start
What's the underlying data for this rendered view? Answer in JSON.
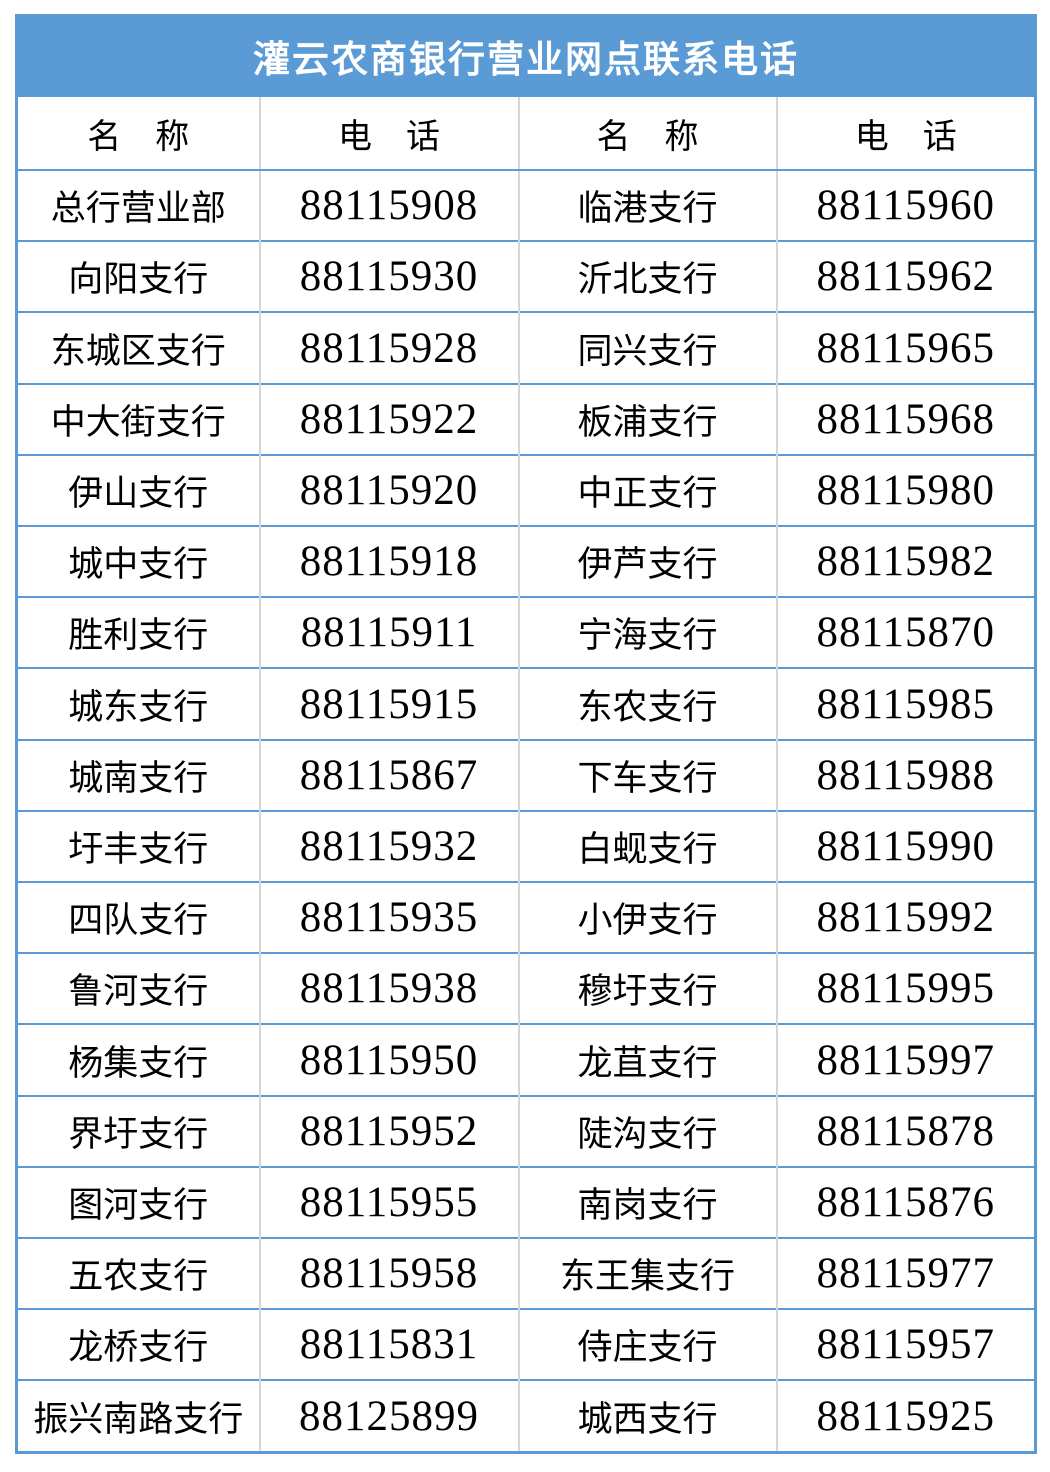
{
  "table": {
    "title": "灌云农商银行营业网点联系电话",
    "headers": [
      "名　称",
      "电　话",
      "名　称",
      "电　话"
    ],
    "rows": [
      [
        "总行营业部",
        "88115908",
        "临港支行",
        "88115960"
      ],
      [
        "向阳支行",
        "88115930",
        "沂北支行",
        "88115962"
      ],
      [
        "东城区支行",
        "88115928",
        "同兴支行",
        "88115965"
      ],
      [
        "中大街支行",
        "88115922",
        "板浦支行",
        "88115968"
      ],
      [
        "伊山支行",
        "88115920",
        "中正支行",
        "88115980"
      ],
      [
        "城中支行",
        "88115918",
        "伊芦支行",
        "88115982"
      ],
      [
        "胜利支行",
        "88115911",
        "宁海支行",
        "88115870"
      ],
      [
        "城东支行",
        "88115915",
        "东农支行",
        "88115985"
      ],
      [
        "城南支行",
        "88115867",
        "下车支行",
        "88115988"
      ],
      [
        "圩丰支行",
        "88115932",
        "白蚬支行",
        "88115990"
      ],
      [
        "四队支行",
        "88115935",
        "小伊支行",
        "88115992"
      ],
      [
        "鲁河支行",
        "88115938",
        "穆圩支行",
        "88115995"
      ],
      [
        "杨集支行",
        "88115950",
        "龙苴支行",
        "88115997"
      ],
      [
        "界圩支行",
        "88115952",
        "陡沟支行",
        "88115878"
      ],
      [
        "图河支行",
        "88115955",
        "南岗支行",
        "88115876"
      ],
      [
        "五农支行",
        "88115958",
        "东王集支行",
        "88115977"
      ],
      [
        "龙桥支行",
        "88115831",
        "侍庄支行",
        "88115957"
      ],
      [
        "振兴南路支行",
        "88125899",
        "城西支行",
        "88115925"
      ]
    ],
    "colors": {
      "header_bg": "#5B9BD5",
      "header_text": "#FFFFFF",
      "row_divider": "#5B9BD5",
      "column_divider": "#D6D6D6",
      "cell_text": "#000000"
    }
  }
}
end
→ **THE REQUEST**:
Write out all the entries again, word for word, and print no images.

→ **TASK RESULT**:
What's the underlying data for this rendered view? Answer in JSON.
{
  "table": {
    "title": "灌云农商银行营业网点联系电话",
    "headers": [
      "名　称",
      "电　话",
      "名　称",
      "电　话"
    ],
    "rows": [
      [
        "总行营业部",
        "88115908",
        "临港支行",
        "88115960"
      ],
      [
        "向阳支行",
        "88115930",
        "沂北支行",
        "88115962"
      ],
      [
        "东城区支行",
        "88115928",
        "同兴支行",
        "88115965"
      ],
      [
        "中大街支行",
        "88115922",
        "板浦支行",
        "88115968"
      ],
      [
        "伊山支行",
        "88115920",
        "中正支行",
        "88115980"
      ],
      [
        "城中支行",
        "88115918",
        "伊芦支行",
        "88115982"
      ],
      [
        "胜利支行",
        "88115911",
        "宁海支行",
        "88115870"
      ],
      [
        "城东支行",
        "88115915",
        "东农支行",
        "88115985"
      ],
      [
        "城南支行",
        "88115867",
        "下车支行",
        "88115988"
      ],
      [
        "圩丰支行",
        "88115932",
        "白蚬支行",
        "88115990"
      ],
      [
        "四队支行",
        "88115935",
        "小伊支行",
        "88115992"
      ],
      [
        "鲁河支行",
        "88115938",
        "穆圩支行",
        "88115995"
      ],
      [
        "杨集支行",
        "88115950",
        "龙苴支行",
        "88115997"
      ],
      [
        "界圩支行",
        "88115952",
        "陡沟支行",
        "88115878"
      ],
      [
        "图河支行",
        "88115955",
        "南岗支行",
        "88115876"
      ],
      [
        "五农支行",
        "88115958",
        "东王集支行",
        "88115977"
      ],
      [
        "龙桥支行",
        "88115831",
        "侍庄支行",
        "88115957"
      ],
      [
        "振兴南路支行",
        "88125899",
        "城西支行",
        "88115925"
      ]
    ],
    "colors": {
      "header_bg": "#5B9BD5",
      "header_text": "#FFFFFF",
      "row_divider": "#5B9BD5",
      "column_divider": "#D6D6D6",
      "cell_text": "#000000"
    }
  }
}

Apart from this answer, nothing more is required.